_Instructions to follow_
Omit the pictures and return every entry exactly as written.

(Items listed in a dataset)
— Begin —
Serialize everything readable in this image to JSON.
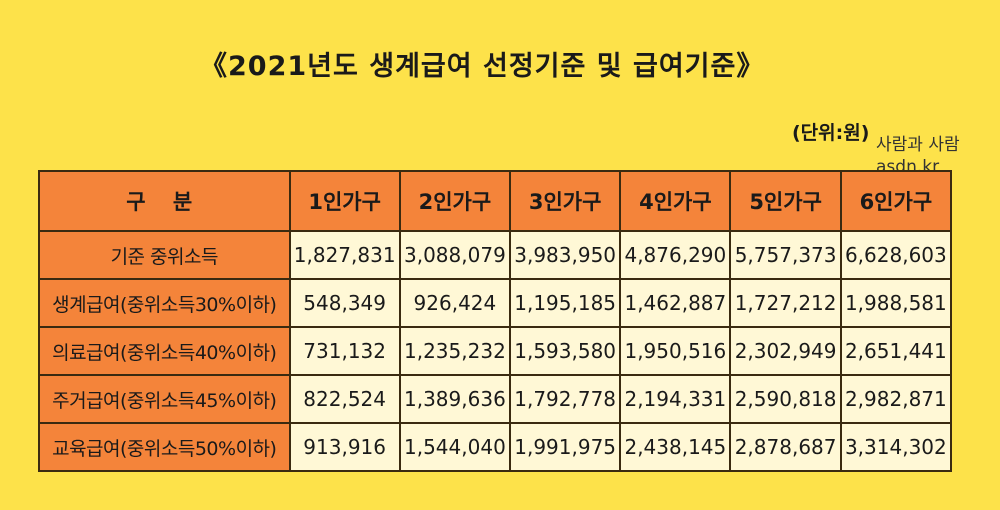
{
  "title": "《2021년도 생계급여 선정기준 및 급여기준》",
  "unit": "(단위:원)",
  "watermark": {
    "line1": "사람과 사람",
    "line2": "asdn.kr"
  },
  "table": {
    "headers": [
      "구 분",
      "1인가구",
      "2인가구",
      "3인가구",
      "4인가구",
      "5인가구",
      "6인가구"
    ],
    "rows": [
      {
        "label": "기준 중위소득",
        "values": [
          "1,827,831",
          "3,088,079",
          "3,983,950",
          "4,876,290",
          "5,757,373",
          "6,628,603"
        ]
      },
      {
        "label": "생계급여(중위소득30%이하)",
        "values": [
          "548,349",
          "926,424",
          "1,195,185",
          "1,462,887",
          "1,727,212",
          "1,988,581"
        ]
      },
      {
        "label": "의료급여(중위소득40%이하)",
        "values": [
          "731,132",
          "1,235,232",
          "1,593,580",
          "1,950,516",
          "2,302,949",
          "2,651,441"
        ]
      },
      {
        "label": "주거급여(중위소득45%이하)",
        "values": [
          "822,524",
          "1,389,636",
          "1,792,778",
          "2,194,331",
          "2,590,818",
          "2,982,871"
        ]
      },
      {
        "label": "교육급여(중위소득50%이하)",
        "values": [
          "913,916",
          "1,544,040",
          "1,991,975",
          "2,438,145",
          "2,878,687",
          "3,314,302"
        ]
      }
    ]
  }
}
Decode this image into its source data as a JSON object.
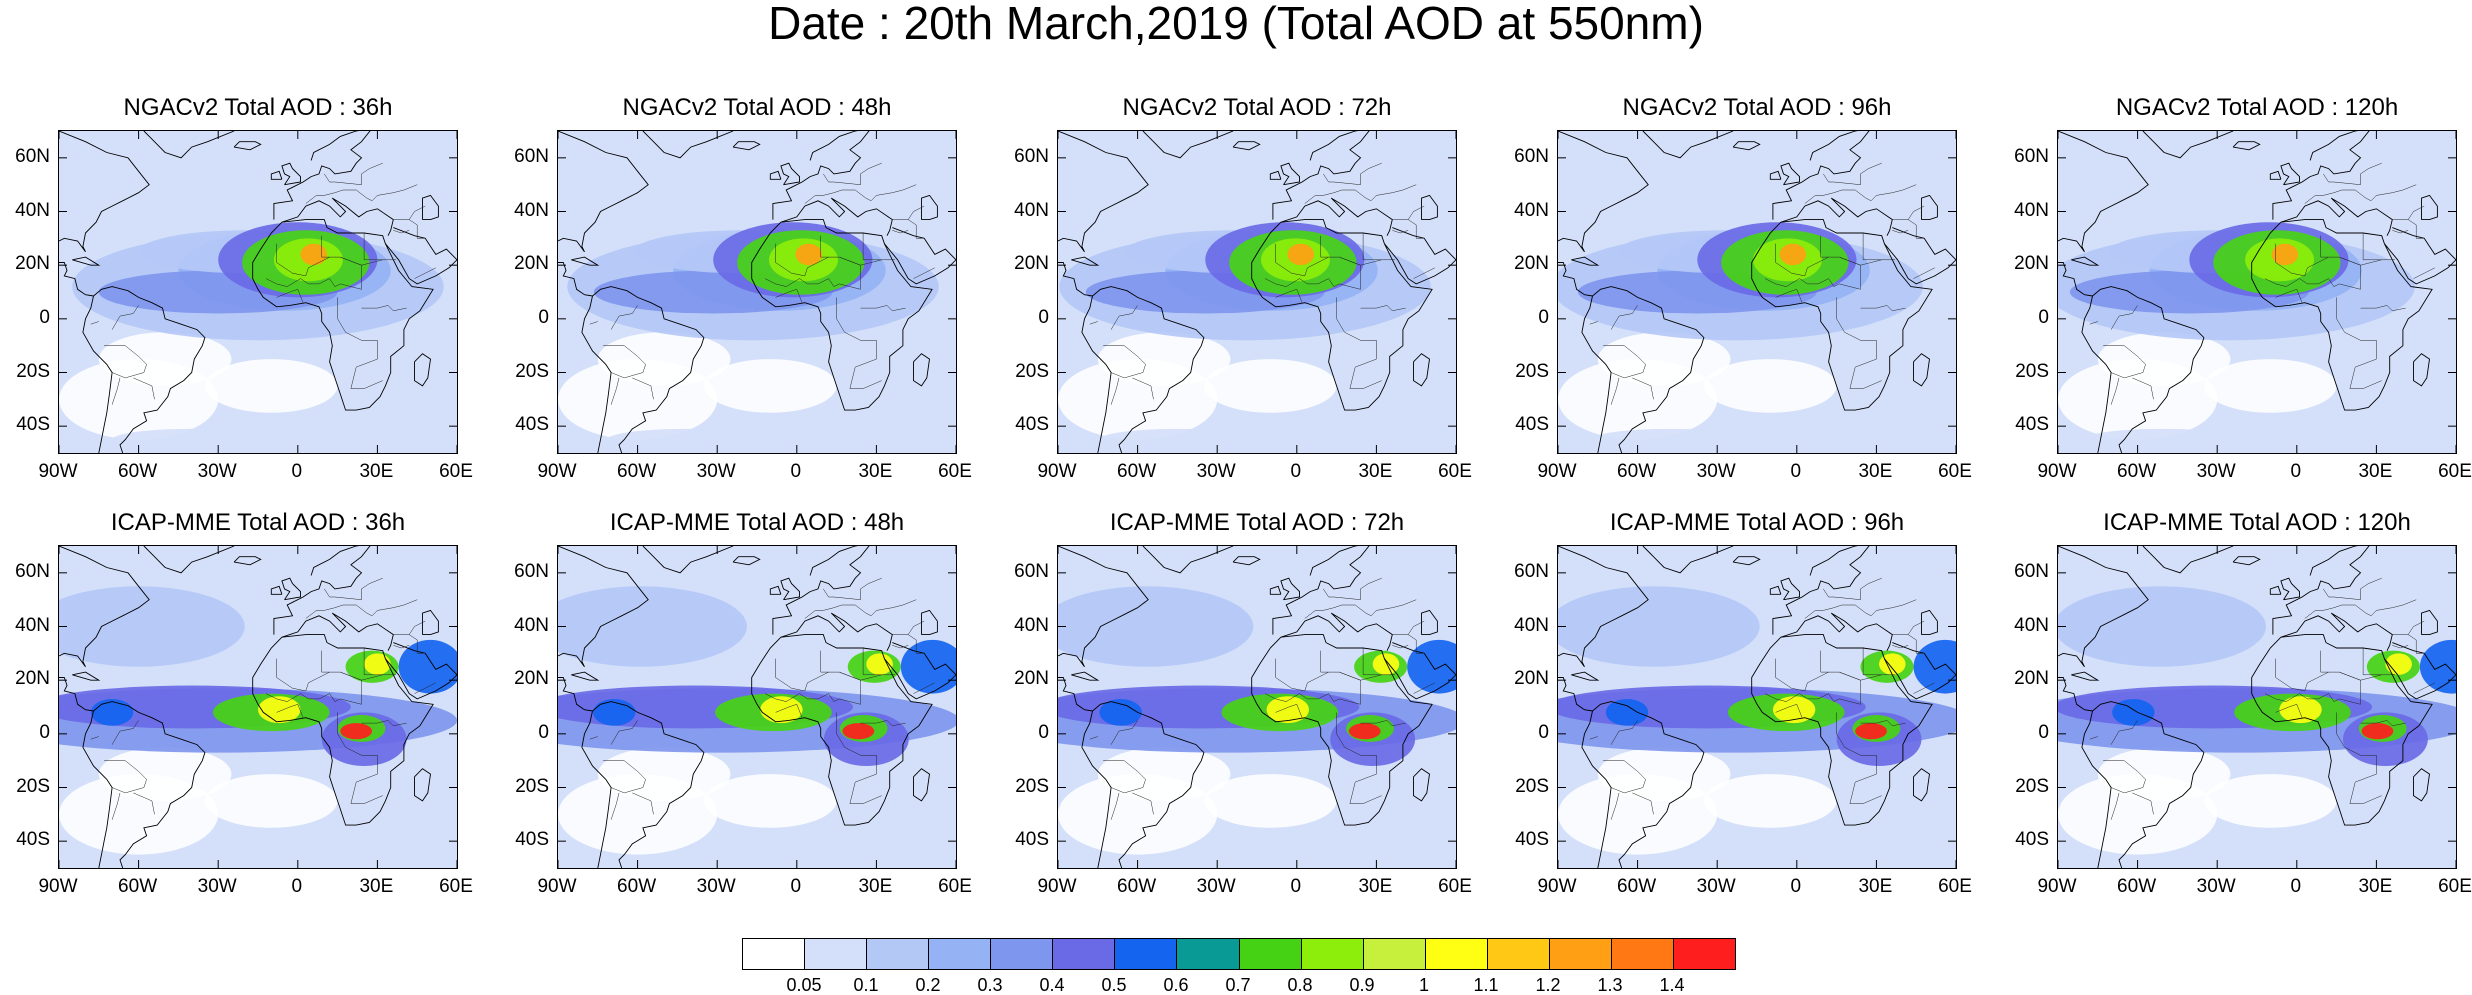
{
  "title": "Date : 20th March,2019 (Total AOD at 550nm)",
  "panels": [
    {
      "title": "NGACv2 Total AOD : 36h",
      "model": "NGACv2",
      "lead": 36,
      "row": 0,
      "col": 0
    },
    {
      "title": "NGACv2 Total AOD : 48h",
      "model": "NGACv2",
      "lead": 48,
      "row": 0,
      "col": 1
    },
    {
      "title": "NGACv2 Total AOD : 72h",
      "model": "NGACv2",
      "lead": 72,
      "row": 0,
      "col": 2
    },
    {
      "title": "NGACv2 Total AOD : 96h",
      "model": "NGACv2",
      "lead": 96,
      "row": 0,
      "col": 3
    },
    {
      "title": "NGACv2 Total AOD : 120h",
      "model": "NGACv2",
      "lead": 120,
      "row": 0,
      "col": 4
    },
    {
      "title": "ICAP-MME Total AOD : 36h",
      "model": "ICAP-MME",
      "lead": 36,
      "row": 1,
      "col": 0
    },
    {
      "title": "ICAP-MME Total AOD : 48h",
      "model": "ICAP-MME",
      "lead": 48,
      "row": 1,
      "col": 1
    },
    {
      "title": "ICAP-MME Total AOD : 72h",
      "model": "ICAP-MME",
      "lead": 72,
      "row": 1,
      "col": 2
    },
    {
      "title": "ICAP-MME Total AOD : 96h",
      "model": "ICAP-MME",
      "lead": 96,
      "row": 1,
      "col": 3
    },
    {
      "title": "ICAP-MME Total AOD : 120h",
      "model": "ICAP-MME",
      "lead": 120,
      "row": 1,
      "col": 4
    }
  ],
  "lon_range": [
    -90,
    60
  ],
  "lat_range": [
    -50,
    70
  ],
  "lon_ticks": [
    -90,
    -60,
    -30,
    0,
    30,
    60
  ],
  "lon_tick_labels": [
    "90W",
    "60W",
    "30W",
    "0",
    "30E",
    "60E"
  ],
  "lat_ticks": [
    60,
    40,
    20,
    0,
    -20,
    -40
  ],
  "lat_tick_labels": [
    "60N",
    "40N",
    "20N",
    "0",
    "20S",
    "40S"
  ],
  "colorbar": {
    "labels": [
      "0.05",
      "0.1",
      "0.2",
      "0.3",
      "0.4",
      "0.5",
      "0.6",
      "0.7",
      "0.8",
      "0.9",
      "1",
      "1.1",
      "1.2",
      "1.3",
      "1.4"
    ],
    "colors": [
      "#ffffff",
      "#d4e0fa",
      "#b4c8f6",
      "#94b2f4",
      "#7f96ee",
      "#6a6ae6",
      "#1464f0",
      "#0a9a96",
      "#46d214",
      "#8cee0a",
      "#c6f03c",
      "#ffff14",
      "#ffc814",
      "#ffa014",
      "#ff7814",
      "#ff1e1e"
    ]
  },
  "colors": {
    "coast": "#000000",
    "background": "#ffffff"
  }
}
— End —
_Reply_
Serialize everything readable in this image to JSON.
{
  "title": "《2021년도 생계급여 선정기준 및 급여기준》",
  "unit": "(단위:원)",
  "watermark": {
    "line1": "사람과 사람",
    "line2": "asdn.kr"
  },
  "table": {
    "headers": [
      "구 분",
      "1인가구",
      "2인가구",
      "3인가구",
      "4인가구",
      "5인가구",
      "6인가구"
    ],
    "rows": [
      {
        "label": "기준 중위소득",
        "values": [
          "1,827,831",
          "3,088,079",
          "3,983,950",
          "4,876,290",
          "5,757,373",
          "6,628,603"
        ]
      },
      {
        "label": "생계급여(중위소득30%이하)",
        "values": [
          "548,349",
          "926,424",
          "1,195,185",
          "1,462,887",
          "1,727,212",
          "1,988,581"
        ]
      },
      {
        "label": "의료급여(중위소득40%이하)",
        "values": [
          "731,132",
          "1,235,232",
          "1,593,580",
          "1,950,516",
          "2,302,949",
          "2,651,441"
        ]
      },
      {
        "label": "주거급여(중위소득45%이하)",
        "values": [
          "822,524",
          "1,389,636",
          "1,792,778",
          "2,194,331",
          "2,590,818",
          "2,982,871"
        ]
      },
      {
        "label": "교육급여(중위소득50%이하)",
        "values": [
          "913,916",
          "1,544,040",
          "1,991,975",
          "2,438,145",
          "2,878,687",
          "3,314,302"
        ]
      }
    ]
  }
}
Decode this image into its source data as a JSON object.
{
  "title": "Date : 20th March,2019 (Total AOD at 550nm)",
  "panels": [
    {
      "title": "NGACv2 Total AOD : 36h",
      "model": "NGACv2",
      "lead": 36,
      "row": 0,
      "col": 0
    },
    {
      "title": "NGACv2 Total AOD : 48h",
      "model": "NGACv2",
      "lead": 48,
      "row": 0,
      "col": 1
    },
    {
      "title": "NGACv2 Total AOD : 72h",
      "model": "NGACv2",
      "lead": 72,
      "row": 0,
      "col": 2
    },
    {
      "title": "NGACv2 Total AOD : 96h",
      "model": "NGACv2",
      "lead": 96,
      "row": 0,
      "col": 3
    },
    {
      "title": "NGACv2 Total AOD : 120h",
      "model": "NGACv2",
      "lead": 120,
      "row": 0,
      "col": 4
    },
    {
      "title": "ICAP-MME Total AOD : 36h",
      "model": "ICAP-MME",
      "lead": 36,
      "row": 1,
      "col": 0
    },
    {
      "title": "ICAP-MME Total AOD : 48h",
      "model": "ICAP-MME",
      "lead": 48,
      "row": 1,
      "col": 1
    },
    {
      "title": "ICAP-MME Total AOD : 72h",
      "model": "ICAP-MME",
      "lead": 72,
      "row": 1,
      "col": 2
    },
    {
      "title": "ICAP-MME Total AOD : 96h",
      "model": "ICAP-MME",
      "lead": 96,
      "row": 1,
      "col": 3
    },
    {
      "title": "ICAP-MME Total AOD : 120h",
      "model": "ICAP-MME",
      "lead": 120,
      "row": 1,
      "col": 4
    }
  ],
  "lon_range": [
    -90,
    60
  ],
  "lat_range": [
    -50,
    70
  ],
  "lon_ticks": [
    -90,
    -60,
    -30,
    0,
    30,
    60
  ],
  "lon_tick_labels": [
    "90W",
    "60W",
    "30W",
    "0",
    "30E",
    "60E"
  ],
  "lat_ticks": [
    60,
    40,
    20,
    0,
    -20,
    -40
  ],
  "lat_tick_labels": [
    "60N",
    "40N",
    "20N",
    "0",
    "20S",
    "40S"
  ],
  "colorbar": {
    "labels": [
      "0.05",
      "0.1",
      "0.2",
      "0.3",
      "0.4",
      "0.5",
      "0.6",
      "0.7",
      "0.8",
      "0.9",
      "1",
      "1.1",
      "1.2",
      "1.3",
      "1.4"
    ],
    "colors": [
      "#ffffff",
      "#d4e0fa",
      "#b4c8f6",
      "#94b2f4",
      "#7f96ee",
      "#6a6ae6",
      "#1464f0",
      "#0a9a96",
      "#46d214",
      "#8cee0a",
      "#c6f03c",
      "#ffff14",
      "#ffc814",
      "#ffa014",
      "#ff7814",
      "#ff1e1e"
    ]
  },
  "colors": {
    "coast": "#000000",
    "background": "#ffffff"
  }
}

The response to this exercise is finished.